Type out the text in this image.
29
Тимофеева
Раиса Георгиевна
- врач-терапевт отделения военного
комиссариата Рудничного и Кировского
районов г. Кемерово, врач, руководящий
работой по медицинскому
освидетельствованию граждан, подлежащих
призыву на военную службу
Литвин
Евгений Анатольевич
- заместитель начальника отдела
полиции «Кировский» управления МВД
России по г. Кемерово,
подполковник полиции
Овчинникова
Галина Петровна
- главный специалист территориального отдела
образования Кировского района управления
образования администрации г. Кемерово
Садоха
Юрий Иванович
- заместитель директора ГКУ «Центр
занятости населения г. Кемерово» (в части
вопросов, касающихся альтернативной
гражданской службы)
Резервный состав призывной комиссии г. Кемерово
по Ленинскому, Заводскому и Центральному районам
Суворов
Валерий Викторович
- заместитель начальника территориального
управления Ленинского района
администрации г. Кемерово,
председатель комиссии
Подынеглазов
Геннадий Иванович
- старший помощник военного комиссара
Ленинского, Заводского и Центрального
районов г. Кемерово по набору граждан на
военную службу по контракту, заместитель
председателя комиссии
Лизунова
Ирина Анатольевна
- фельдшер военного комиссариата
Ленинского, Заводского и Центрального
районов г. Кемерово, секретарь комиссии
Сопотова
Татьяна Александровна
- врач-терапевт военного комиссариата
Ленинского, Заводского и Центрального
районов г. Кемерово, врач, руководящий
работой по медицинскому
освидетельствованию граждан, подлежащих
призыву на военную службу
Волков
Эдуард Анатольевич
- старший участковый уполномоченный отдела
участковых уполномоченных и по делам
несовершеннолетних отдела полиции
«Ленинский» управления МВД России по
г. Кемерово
----
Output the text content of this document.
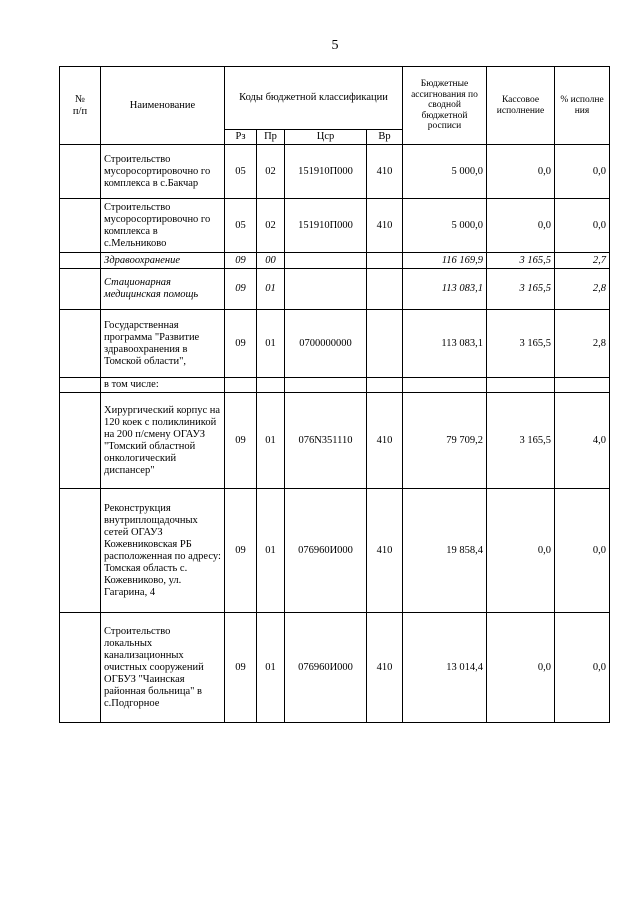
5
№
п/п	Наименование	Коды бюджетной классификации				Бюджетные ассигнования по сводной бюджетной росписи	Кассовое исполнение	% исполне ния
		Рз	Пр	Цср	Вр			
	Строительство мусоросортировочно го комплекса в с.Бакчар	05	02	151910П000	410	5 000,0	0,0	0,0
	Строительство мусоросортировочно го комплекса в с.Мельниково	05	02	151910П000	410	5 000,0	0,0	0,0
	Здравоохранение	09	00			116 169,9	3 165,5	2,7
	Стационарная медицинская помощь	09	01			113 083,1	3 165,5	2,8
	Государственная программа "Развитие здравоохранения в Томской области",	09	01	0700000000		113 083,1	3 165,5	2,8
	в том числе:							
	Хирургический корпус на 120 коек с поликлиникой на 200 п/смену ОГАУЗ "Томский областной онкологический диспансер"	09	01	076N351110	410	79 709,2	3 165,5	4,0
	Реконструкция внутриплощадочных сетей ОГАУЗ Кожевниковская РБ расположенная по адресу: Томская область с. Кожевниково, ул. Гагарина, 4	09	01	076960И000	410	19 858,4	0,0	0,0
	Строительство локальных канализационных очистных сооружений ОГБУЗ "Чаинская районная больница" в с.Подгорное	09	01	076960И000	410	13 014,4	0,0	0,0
----
EXERCISE OBJECTIVE:
Extract each line holding the word "text" from the records.

THE OUTPUT:
Type out the text in this image.
Output the text content of this document.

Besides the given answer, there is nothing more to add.